%%

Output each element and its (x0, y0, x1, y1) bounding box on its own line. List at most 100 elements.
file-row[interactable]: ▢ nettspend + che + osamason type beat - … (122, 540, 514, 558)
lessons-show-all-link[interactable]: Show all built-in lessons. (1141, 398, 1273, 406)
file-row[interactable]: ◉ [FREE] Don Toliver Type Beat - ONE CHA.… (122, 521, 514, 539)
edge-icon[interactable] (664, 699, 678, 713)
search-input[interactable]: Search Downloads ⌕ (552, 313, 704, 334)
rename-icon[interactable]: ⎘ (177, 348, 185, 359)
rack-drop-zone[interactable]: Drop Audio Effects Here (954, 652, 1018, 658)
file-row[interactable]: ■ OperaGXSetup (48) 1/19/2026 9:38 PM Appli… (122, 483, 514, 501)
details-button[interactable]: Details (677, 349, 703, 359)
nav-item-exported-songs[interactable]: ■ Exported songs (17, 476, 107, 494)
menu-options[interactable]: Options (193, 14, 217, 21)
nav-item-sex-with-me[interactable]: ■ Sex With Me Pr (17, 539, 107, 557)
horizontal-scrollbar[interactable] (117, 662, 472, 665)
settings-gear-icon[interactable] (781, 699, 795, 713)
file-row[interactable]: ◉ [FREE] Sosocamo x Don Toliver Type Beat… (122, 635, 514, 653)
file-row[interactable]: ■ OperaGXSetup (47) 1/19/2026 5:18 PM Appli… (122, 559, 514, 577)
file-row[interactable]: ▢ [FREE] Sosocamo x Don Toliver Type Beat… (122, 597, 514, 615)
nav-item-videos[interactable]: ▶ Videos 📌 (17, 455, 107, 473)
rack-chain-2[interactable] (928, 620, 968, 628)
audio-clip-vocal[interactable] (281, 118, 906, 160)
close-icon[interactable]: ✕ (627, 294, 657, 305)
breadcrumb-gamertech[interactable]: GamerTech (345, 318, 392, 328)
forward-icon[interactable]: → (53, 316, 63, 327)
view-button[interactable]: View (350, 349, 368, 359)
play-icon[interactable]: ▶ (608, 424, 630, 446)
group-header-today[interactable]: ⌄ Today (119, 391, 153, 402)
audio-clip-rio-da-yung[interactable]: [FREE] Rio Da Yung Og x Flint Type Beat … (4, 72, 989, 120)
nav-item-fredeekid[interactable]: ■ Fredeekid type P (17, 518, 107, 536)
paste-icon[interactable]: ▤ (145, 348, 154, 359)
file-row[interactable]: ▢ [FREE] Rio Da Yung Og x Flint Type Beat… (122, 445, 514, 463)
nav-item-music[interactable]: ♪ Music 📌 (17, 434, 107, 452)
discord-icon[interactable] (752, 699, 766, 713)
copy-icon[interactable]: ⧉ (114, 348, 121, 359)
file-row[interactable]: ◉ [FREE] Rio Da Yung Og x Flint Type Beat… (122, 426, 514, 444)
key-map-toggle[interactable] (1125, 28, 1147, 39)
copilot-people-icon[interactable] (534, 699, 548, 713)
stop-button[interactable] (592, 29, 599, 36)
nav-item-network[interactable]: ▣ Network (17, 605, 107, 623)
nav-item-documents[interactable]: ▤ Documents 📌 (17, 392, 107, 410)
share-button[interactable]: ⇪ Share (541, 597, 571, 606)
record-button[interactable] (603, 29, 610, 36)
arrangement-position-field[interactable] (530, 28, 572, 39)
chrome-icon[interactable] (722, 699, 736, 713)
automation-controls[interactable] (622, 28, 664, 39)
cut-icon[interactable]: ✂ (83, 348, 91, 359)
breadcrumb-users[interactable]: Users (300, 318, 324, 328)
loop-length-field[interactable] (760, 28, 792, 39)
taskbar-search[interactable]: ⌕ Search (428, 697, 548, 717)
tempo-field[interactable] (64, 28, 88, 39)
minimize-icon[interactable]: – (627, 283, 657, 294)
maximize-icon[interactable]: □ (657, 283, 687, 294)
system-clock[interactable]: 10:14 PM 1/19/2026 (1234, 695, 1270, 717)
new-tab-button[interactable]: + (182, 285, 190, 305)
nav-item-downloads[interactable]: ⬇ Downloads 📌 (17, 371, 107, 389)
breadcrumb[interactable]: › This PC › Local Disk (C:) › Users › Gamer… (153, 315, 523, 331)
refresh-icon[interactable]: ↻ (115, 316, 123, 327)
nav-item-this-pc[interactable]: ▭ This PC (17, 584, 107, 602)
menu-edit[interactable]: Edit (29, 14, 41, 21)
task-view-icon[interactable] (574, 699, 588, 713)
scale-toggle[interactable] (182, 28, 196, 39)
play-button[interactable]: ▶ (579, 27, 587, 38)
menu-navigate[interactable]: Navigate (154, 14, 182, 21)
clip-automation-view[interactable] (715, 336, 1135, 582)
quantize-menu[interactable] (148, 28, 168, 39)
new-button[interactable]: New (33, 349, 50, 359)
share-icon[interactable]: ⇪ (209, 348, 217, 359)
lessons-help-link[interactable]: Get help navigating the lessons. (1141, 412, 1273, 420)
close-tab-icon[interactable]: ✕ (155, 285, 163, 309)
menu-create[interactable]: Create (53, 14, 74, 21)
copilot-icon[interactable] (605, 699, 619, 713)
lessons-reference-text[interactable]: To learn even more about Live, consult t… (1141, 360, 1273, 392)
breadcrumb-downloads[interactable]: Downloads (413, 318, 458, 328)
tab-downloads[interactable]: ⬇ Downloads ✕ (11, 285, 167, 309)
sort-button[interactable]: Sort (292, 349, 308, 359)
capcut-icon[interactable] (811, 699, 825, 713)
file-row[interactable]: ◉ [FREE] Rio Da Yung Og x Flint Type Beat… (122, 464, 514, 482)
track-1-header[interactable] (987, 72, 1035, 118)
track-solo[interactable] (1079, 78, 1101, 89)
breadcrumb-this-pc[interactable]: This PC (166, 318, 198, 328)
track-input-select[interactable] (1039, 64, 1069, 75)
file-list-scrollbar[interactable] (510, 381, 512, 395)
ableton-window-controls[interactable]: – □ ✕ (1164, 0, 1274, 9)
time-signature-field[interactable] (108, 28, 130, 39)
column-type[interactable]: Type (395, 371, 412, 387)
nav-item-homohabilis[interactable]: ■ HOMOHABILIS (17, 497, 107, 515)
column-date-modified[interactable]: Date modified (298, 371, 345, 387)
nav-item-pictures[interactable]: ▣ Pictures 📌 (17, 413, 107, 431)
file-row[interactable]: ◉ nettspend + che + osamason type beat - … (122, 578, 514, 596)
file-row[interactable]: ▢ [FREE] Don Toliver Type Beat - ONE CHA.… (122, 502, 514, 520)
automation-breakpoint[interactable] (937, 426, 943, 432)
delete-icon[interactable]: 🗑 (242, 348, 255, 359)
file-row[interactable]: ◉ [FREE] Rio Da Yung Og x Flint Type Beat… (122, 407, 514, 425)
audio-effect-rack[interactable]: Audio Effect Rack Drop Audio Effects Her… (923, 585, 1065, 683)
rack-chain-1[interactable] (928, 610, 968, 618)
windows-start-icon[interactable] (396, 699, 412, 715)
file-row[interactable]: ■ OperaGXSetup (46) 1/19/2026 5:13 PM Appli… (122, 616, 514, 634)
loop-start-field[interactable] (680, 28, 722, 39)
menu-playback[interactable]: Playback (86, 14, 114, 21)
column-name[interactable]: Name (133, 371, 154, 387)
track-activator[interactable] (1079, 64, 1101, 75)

%%

DIRECTION: Copy out the data above line for line, changing nothing.

TASK SOLUTION:
Output each element and its (x0, y0, x1, y1) bounding box on its own line. List at most 100 elements.
file-row[interactable]: ▢ nettspend + che + osamason type beat - … (122, 540, 514, 558)
lessons-show-all-link[interactable]: Show all built-in lessons. (1141, 398, 1273, 406)
file-row[interactable]: ◉ [FREE] Don Toliver Type Beat - ONE CHA.… (122, 521, 514, 539)
edge-icon[interactable] (664, 699, 678, 713)
search-input[interactable]: Search Downloads ⌕ (552, 313, 704, 334)
rename-icon[interactable]: ⎘ (177, 348, 185, 359)
rack-drop-zone[interactable]: Drop Audio Effects Here (954, 652, 1018, 658)
file-row[interactable]: ■ OperaGXSetup (48) 1/19/2026 9:38 PM Appli… (122, 483, 514, 501)
details-button[interactable]: Details (677, 349, 703, 359)
nav-item-exported-songs[interactable]: ■ Exported songs (17, 476, 107, 494)
menu-options[interactable]: Options (193, 14, 217, 21)
nav-item-sex-with-me[interactable]: ■ Sex With Me Pr (17, 539, 107, 557)
horizontal-scrollbar[interactable] (117, 662, 472, 665)
settings-gear-icon[interactable] (781, 699, 795, 713)
file-row[interactable]: ◉ [FREE] Sosocamo x Don Toliver Type Beat… (122, 635, 514, 653)
file-row[interactable]: ■ OperaGXSetup (47) 1/19/2026 5:18 PM Appli… (122, 559, 514, 577)
file-row[interactable]: ▢ [FREE] Sosocamo x Don Toliver Type Beat… (122, 597, 514, 615)
nav-item-videos[interactable]: ▶ Videos 📌 (17, 455, 107, 473)
rack-chain-2[interactable] (928, 620, 968, 628)
audio-clip-vocal[interactable] (281, 118, 906, 160)
close-icon[interactable]: ✕ (627, 294, 657, 305)
breadcrumb-gamertech[interactable]: GamerTech (345, 318, 392, 328)
forward-icon[interactable]: → (53, 316, 63, 327)
view-button[interactable]: View (350, 349, 368, 359)
play-icon[interactable]: ▶ (608, 424, 630, 446)
group-header-today[interactable]: ⌄ Today (119, 391, 153, 402)
audio-clip-rio-da-yung[interactable]: [FREE] Rio Da Yung Og x Flint Type Beat … (4, 72, 989, 120)
nav-item-fredeekid[interactable]: ■ Fredeekid type P (17, 518, 107, 536)
paste-icon[interactable]: ▤ (145, 348, 154, 359)
file-row[interactable]: ▢ [FREE] Rio Da Yung Og x Flint Type Beat… (122, 445, 514, 463)
nav-item-music[interactable]: ♪ Music 📌 (17, 434, 107, 452)
discord-icon[interactable] (752, 699, 766, 713)
copy-icon[interactable]: ⧉ (114, 348, 121, 359)
file-row[interactable]: ◉ [FREE] Rio Da Yung Og x Flint Type Beat… (122, 426, 514, 444)
key-map-toggle[interactable] (1125, 28, 1147, 39)
copilot-people-icon[interactable] (534, 699, 548, 713)
stop-button[interactable] (592, 29, 599, 36)
nav-item-network[interactable]: ▣ Network (17, 605, 107, 623)
nav-item-documents[interactable]: ▤ Documents 📌 (17, 392, 107, 410)
share-button[interactable]: ⇪ Share (541, 597, 571, 606)
record-button[interactable] (603, 29, 610, 36)
arrangement-position-field[interactable] (530, 28, 572, 39)
chrome-icon[interactable] (722, 699, 736, 713)
automation-controls[interactable] (622, 28, 664, 39)
cut-icon[interactable]: ✂ (83, 348, 91, 359)
breadcrumb-users[interactable]: Users (300, 318, 324, 328)
loop-length-field[interactable] (760, 28, 792, 39)
taskbar-search[interactable]: ⌕ Search (428, 697, 548, 717)
tempo-field[interactable] (64, 28, 88, 39)
minimize-icon[interactable]: – (627, 283, 657, 294)
maximize-icon[interactable]: □ (657, 283, 687, 294)
system-clock[interactable]: 10:14 PM 1/19/2026 (1234, 695, 1270, 717)
new-tab-button[interactable]: + (182, 285, 190, 305)
nav-item-downloads[interactable]: ⬇ Downloads 📌 (17, 371, 107, 389)
breadcrumb[interactable]: › This PC › Local Disk (C:) › Users › Gamer… (153, 315, 523, 331)
refresh-icon[interactable]: ↻ (115, 316, 123, 327)
nav-item-this-pc[interactable]: ▭ This PC (17, 584, 107, 602)
menu-edit[interactable]: Edit (29, 14, 41, 21)
task-view-icon[interactable] (574, 699, 588, 713)
scale-toggle[interactable] (182, 28, 196, 39)
play-button[interactable]: ▶ (579, 27, 587, 38)
menu-navigate[interactable]: Navigate (154, 14, 182, 21)
clip-automation-view[interactable] (715, 336, 1135, 582)
quantize-menu[interactable] (148, 28, 168, 39)
new-button[interactable]: New (33, 349, 50, 359)
share-icon[interactable]: ⇪ (209, 348, 217, 359)
lessons-help-link[interactable]: Get help navigating the lessons. (1141, 412, 1273, 420)
close-tab-icon[interactable]: ✕ (155, 285, 163, 309)
menu-create[interactable]: Create (53, 14, 74, 21)
copilot-icon[interactable] (605, 699, 619, 713)
lessons-reference-text[interactable]: To learn even more about Live, consult t… (1141, 360, 1273, 392)
breadcrumb-downloads[interactable]: Downloads (413, 318, 458, 328)
tab-downloads[interactable]: ⬇ Downloads ✕ (11, 285, 167, 309)
sort-button[interactable]: Sort (292, 349, 308, 359)
capcut-icon[interactable] (811, 699, 825, 713)
file-row[interactable]: ◉ [FREE] Rio Da Yung Og x Flint Type Beat… (122, 464, 514, 482)
track-1-header[interactable] (987, 72, 1035, 118)
track-solo[interactable] (1079, 78, 1101, 89)
breadcrumb-this-pc[interactable]: This PC (166, 318, 198, 328)
track-input-select[interactable] (1039, 64, 1069, 75)
file-list-scrollbar[interactable] (510, 381, 512, 395)
ableton-window-controls[interactable]: – □ ✕ (1164, 0, 1274, 9)
time-signature-field[interactable] (108, 28, 130, 39)
column-type[interactable]: Type (395, 371, 412, 387)
nav-item-homohabilis[interactable]: ■ HOMOHABILIS (17, 497, 107, 515)
column-date-modified[interactable]: Date modified (298, 371, 345, 387)
nav-item-pictures[interactable]: ▣ Pictures 📌 (17, 413, 107, 431)
file-row[interactable]: ◉ nettspend + che + osamason type beat - … (122, 578, 514, 596)
file-row[interactable]: ▢ [FREE] Don Toliver Type Beat - ONE CHA.… (122, 502, 514, 520)
automation-breakpoint[interactable] (937, 426, 943, 432)
delete-icon[interactable]: 🗑 (242, 348, 255, 359)
file-row[interactable]: ◉ [FREE] Rio Da Yung Og x Flint Type Beat… (122, 407, 514, 425)
audio-effect-rack[interactable]: Audio Effect Rack Drop Audio Effects Her… (923, 585, 1065, 683)
rack-chain-1[interactable] (928, 610, 968, 618)
windows-start-icon[interactable] (396, 699, 412, 715)
file-row[interactable]: ■ OperaGXSetup (46) 1/19/2026 5:13 PM Appli… (122, 616, 514, 634)
loop-start-field[interactable] (680, 28, 722, 39)
menu-playback[interactable]: Playback (86, 14, 114, 21)
column-name[interactable]: Name (133, 371, 154, 387)
track-activator[interactable] (1079, 64, 1101, 75)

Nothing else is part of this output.